> Job: Can you restate the records below word for word?

> Records for this task:
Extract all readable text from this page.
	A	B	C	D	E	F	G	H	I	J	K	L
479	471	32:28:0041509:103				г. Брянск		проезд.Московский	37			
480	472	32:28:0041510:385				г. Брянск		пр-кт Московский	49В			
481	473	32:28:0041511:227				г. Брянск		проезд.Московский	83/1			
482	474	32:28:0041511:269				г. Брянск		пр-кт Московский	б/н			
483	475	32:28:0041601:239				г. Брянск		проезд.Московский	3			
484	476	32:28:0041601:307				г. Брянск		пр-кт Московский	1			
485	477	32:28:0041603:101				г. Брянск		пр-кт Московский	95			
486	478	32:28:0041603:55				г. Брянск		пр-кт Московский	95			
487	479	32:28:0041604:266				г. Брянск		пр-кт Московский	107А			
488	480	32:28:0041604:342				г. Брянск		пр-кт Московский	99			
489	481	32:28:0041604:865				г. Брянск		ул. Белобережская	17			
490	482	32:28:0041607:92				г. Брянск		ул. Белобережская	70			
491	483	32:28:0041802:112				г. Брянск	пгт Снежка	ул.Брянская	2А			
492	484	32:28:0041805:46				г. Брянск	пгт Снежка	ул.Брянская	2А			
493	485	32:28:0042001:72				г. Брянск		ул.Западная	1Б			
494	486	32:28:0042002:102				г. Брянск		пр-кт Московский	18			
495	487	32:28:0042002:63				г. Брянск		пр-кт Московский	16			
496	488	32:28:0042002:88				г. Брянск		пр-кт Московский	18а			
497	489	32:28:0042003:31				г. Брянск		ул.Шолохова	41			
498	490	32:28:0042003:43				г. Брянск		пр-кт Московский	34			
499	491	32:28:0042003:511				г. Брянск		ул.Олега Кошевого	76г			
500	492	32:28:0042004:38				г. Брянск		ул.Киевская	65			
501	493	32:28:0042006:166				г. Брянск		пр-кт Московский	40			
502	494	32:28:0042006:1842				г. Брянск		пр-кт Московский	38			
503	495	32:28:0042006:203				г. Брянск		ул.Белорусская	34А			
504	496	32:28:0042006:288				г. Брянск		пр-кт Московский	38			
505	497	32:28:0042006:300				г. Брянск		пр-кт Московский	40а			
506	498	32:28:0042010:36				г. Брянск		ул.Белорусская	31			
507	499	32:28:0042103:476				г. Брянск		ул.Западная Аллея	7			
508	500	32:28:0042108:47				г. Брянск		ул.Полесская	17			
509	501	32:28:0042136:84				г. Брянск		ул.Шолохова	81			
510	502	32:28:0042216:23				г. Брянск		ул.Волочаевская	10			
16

> Exercise response:
Extract all readable text from this page.
	A	B	C	D	E	F	G	H	I	J	K	L
479	471	32:28:0041509:103				г. Брянск		проезд.Московский	37			
480	472	32:28:0041510:385				г. Брянск		пр-кт Московский	49В			
481	473	32:28:0041511:227				г. Брянск		проезд.Московский	83/1			
482	474	32:28:0041511:269				г. Брянск		пр-кт Московский	б/н			
483	475	32:28:0041601:239				г. Брянск		проезд.Московский	3			
484	476	32:28:0041601:307				г. Брянск		пр-кт Московский	1			
485	477	32:28:0041603:101				г. Брянск		пр-кт Московский	95			
486	478	32:28:0041603:55				г. Брянск		пр-кт Московский	95			
487	479	32:28:0041604:266				г. Брянск		пр-кт Московский	107А			
488	480	32:28:0041604:342				г. Брянск		пр-кт Московский	99			
489	481	32:28:0041604:865				г. Брянск		ул. Белобережская	17			
490	482	32:28:0041607:92				г. Брянск		ул. Белобережская	70			
491	483	32:28:0041802:112				г. Брянск	пгт Снежка	ул.Брянская	2А			
492	484	32:28:0041805:46				г. Брянск	пгт Снежка	ул.Брянская	2А			
493	485	32:28:0042001:72				г. Брянск		ул.Западная	1Б			
494	486	32:28:0042002:102				г. Брянск		пр-кт Московский	18			
495	487	32:28:0042002:63				г. Брянск		пр-кт Московский	16			
496	488	32:28:0042002:88				г. Брянск		пр-кт Московский	18а			
497	489	32:28:0042003:31				г. Брянск		ул.Шолохова	41			
498	490	32:28:0042003:43				г. Брянск		пр-кт Московский	34			
499	491	32:28:0042003:511				г. Брянск		ул.Олега Кошевого	76г			
500	492	32:28:0042004:38				г. Брянск		ул.Киевская	65			
501	493	32:28:0042006:166				г. Брянск		пр-кт Московский	40			
502	494	32:28:0042006:1842				г. Брянск		пр-кт Московский	38			
503	495	32:28:0042006:203				г. Брянск		ул.Белорусская	34А			
504	496	32:28:0042006:288				г. Брянск		пр-кт Московский	38			
505	497	32:28:0042006:300				г. Брянск		пр-кт Московский	40а			
506	498	32:28:0042010:36				г. Брянск		ул.Белорусская	31			
507	499	32:28:0042103:476				г. Брянск		ул.Западная Аллея	7			
508	500	32:28:0042108:47				г. Брянск		ул.Полесская	17			
509	501	32:28:0042136:84				г. Брянск		ул.Шолохова	81			
510	502	32:28:0042216:23				г. Брянск		ул.Волочаевская	10			
16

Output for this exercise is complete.